[Instructions to follow]
Sift the listing for lines that hold the string "desc" and pull them out.

[Input records]
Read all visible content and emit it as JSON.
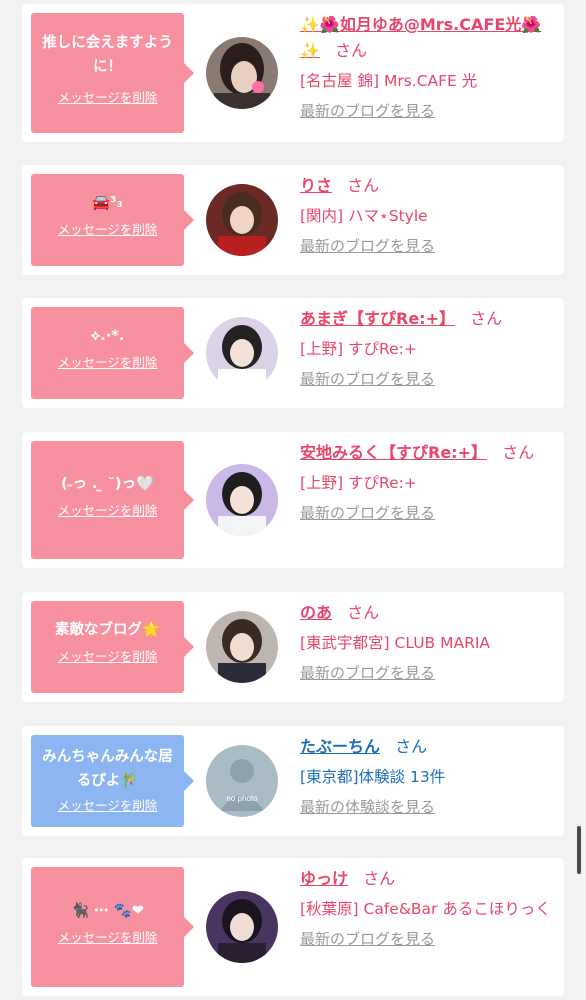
{
  "entries": [
    {
      "message": "推しに会えますように！",
      "delete_label": "メッセージを削除",
      "name": "✨🌺如月ゆあ@Mrs.CAFE光🌺✨",
      "suffix": "さん",
      "shop": "[名古屋 錦] Mrs.CAFE 光",
      "link": "最新のブログを見る",
      "bubble_color": "#f7909f",
      "text_color": "#e8456a"
    },
    {
      "message": "🚘³₃",
      "delete_label": "メッセージを削除",
      "name": "りさ",
      "suffix": "さん",
      "shop": "[関内] ハマ⋆Style",
      "link": "最新のブログを見る",
      "bubble_color": "#f7909f",
      "text_color": "#e8456a"
    },
    {
      "message": "⟡.·*.",
      "delete_label": "メッセージを削除",
      "name": "あまぎ【すぴRe:+】",
      "suffix": "さん",
      "shop": "[上野] すぴRe:+",
      "link": "最新のブログを見る",
      "bubble_color": "#f7909f",
      "text_color": "#e8456a"
    },
    {
      "message": "(˶っ . ̫ ˘)っ🤍",
      "delete_label": "メッセージを削除",
      "name": "安地みるく【すぴRe:+】",
      "suffix": "さん",
      "shop": "[上野] すぴRe:+",
      "link": "最新のブログを見る",
      "bubble_color": "#f7909f",
      "text_color": "#e8456a"
    },
    {
      "message": "素敵なブログ🌟",
      "delete_label": "メッセージを削除",
      "name": "のあ",
      "suffix": "さん",
      "shop": "[東武宇都宮] CLUB MARIA",
      "link": "最新のブログを見る",
      "bubble_color": "#f7909f",
      "text_color": "#e8456a"
    },
    {
      "message": "みんちゃんみんな居るぴよ🎋",
      "delete_label": "メッセージを削除",
      "name": "たぶーちん",
      "suffix": "さん",
      "shop": "[東京都]体験談 13件",
      "link": "最新の体験談を見る",
      "avatar_caption": "no photo",
      "bubble_color": "#8cb5f2",
      "text_color": "#1f6fb8"
    },
    {
      "message": "🐈‍⬛ ⋯ 🐾❤",
      "delete_label": "メッセージを削除",
      "name": "ゆっけ",
      "suffix": "さん",
      "shop": "[秋葉原] Cafe&Bar あるこほりっく",
      "link": "最新のブログを見る",
      "bubble_color": "#f7909f",
      "text_color": "#e8456a"
    }
  ]
}
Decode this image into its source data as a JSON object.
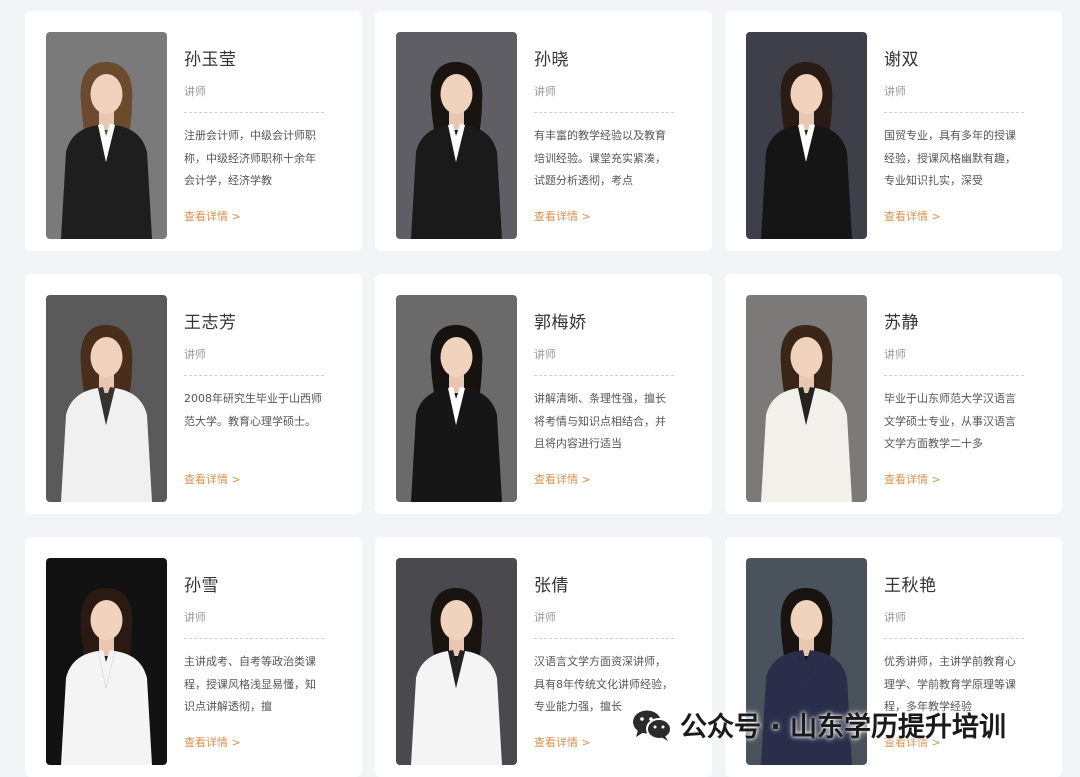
{
  "details_label": "查看详情 >",
  "teachers": [
    {
      "name": "孙玉莹",
      "role": "讲师",
      "desc": "注册会计师，中级会计师职称，中级经济师职称十余年会计学，经济学教",
      "bg": "#7a7a7a",
      "suit": "#1e1e1e",
      "hair": "#6b4a2e",
      "shirt": "#ffffff"
    },
    {
      "name": "孙晓",
      "role": "讲师",
      "desc": "有丰富的教学经验以及教育培训经验。课堂充实紧凑，试题分析透彻，考点",
      "bg": "#5e5e64",
      "suit": "#1a1a1a",
      "hair": "#1a1410",
      "shirt": "#ffffff"
    },
    {
      "name": "谢双",
      "role": "讲师",
      "desc": "国贸专业，具有多年的授课经验，授课风格幽默有趣，专业知识扎实，深受",
      "bg": "#3f3f4a",
      "suit": "#151515",
      "hair": "#2a1c14",
      "shirt": "#ffffff"
    },
    {
      "name": "王志芳",
      "role": "讲师",
      "desc": "2008年研究生毕业于山西师范大学。教育心理学硕士。",
      "bg": "#5a5a5a",
      "suit": "#f0f0f0",
      "hair": "#4a2e1c",
      "shirt": "#333333"
    },
    {
      "name": "郭梅娇",
      "role": "讲师",
      "desc": "讲解清晰、条理性强，擅长将考情与知识点相结合，并且将内容进行适当",
      "bg": "#6a6a6a",
      "suit": "#161616",
      "hair": "#161210",
      "shirt": "#ffffff"
    },
    {
      "name": "苏静",
      "role": "讲师",
      "desc": "毕业于山东师范大学汉语言文学硕士专业，从事汉语言文学方面教学二十多",
      "bg": "#7c7a78",
      "suit": "#f2f0ea",
      "hair": "#3a2618",
      "shirt": "#222222"
    },
    {
      "name": "孙雪",
      "role": "讲师",
      "desc": "主讲成考、自考等政治类课程，授课风格浅显易懂，知识点讲解透彻，擅",
      "bg": "#121212",
      "suit": "#f4f4f4",
      "hair": "#2a1a12",
      "shirt": "#f4f4f4"
    },
    {
      "name": "张倩",
      "role": "讲师",
      "desc": "汉语言文学方面资深讲师，具有8年传统文化讲师经验，专业能力强，擅长",
      "bg": "#4a4a4e",
      "suit": "#f4f4f4",
      "hair": "#1a1410",
      "shirt": "#222222"
    },
    {
      "name": "王秋艳",
      "role": "讲师",
      "desc": "优秀讲师，主讲学前教育心理学、学前教育学原理等课程，多年教学经验",
      "bg": "#4a535c",
      "suit": "#2a2e4a",
      "hair": "#1a1410",
      "shirt": "#2a2e4a"
    }
  ],
  "watermark": {
    "text": "公众号 · 山东学历提升培训",
    "icon": "wechat-icon"
  }
}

[Task output]
      "desc": "注册会计师，中级会计师职称，中级经济师职称十余年会计学，经济学教",
      "desc": "有丰富的教学经验以及教育培训经验。课堂充实紧凑，试题分析透彻，考点",
      "desc": "国贸专业，具有多年的授课经验，授课风格幽默有趣，专业知识扎实，深受",
      "desc": "2008年研究生毕业于山西师范大学。教育心理学硕士。",
      "desc": "讲解清晰、条理性强，擅长将考情与知识点相结合，并且将内容进行适当",
      "desc": "毕业于山东师范大学汉语言文学硕士专业，从事汉语言文学方面教学二十多",
      "desc": "主讲成考、自考等政治类课程，授课风格浅显易懂，知识点讲解透彻，擅",
      "desc": "汉语言文学方面资深讲师，具有8年传统文化讲师经验，专业能力强，擅长",
      "desc": "优秀讲师，主讲学前教育心理学、学前教育学原理等课程，多年教学经验",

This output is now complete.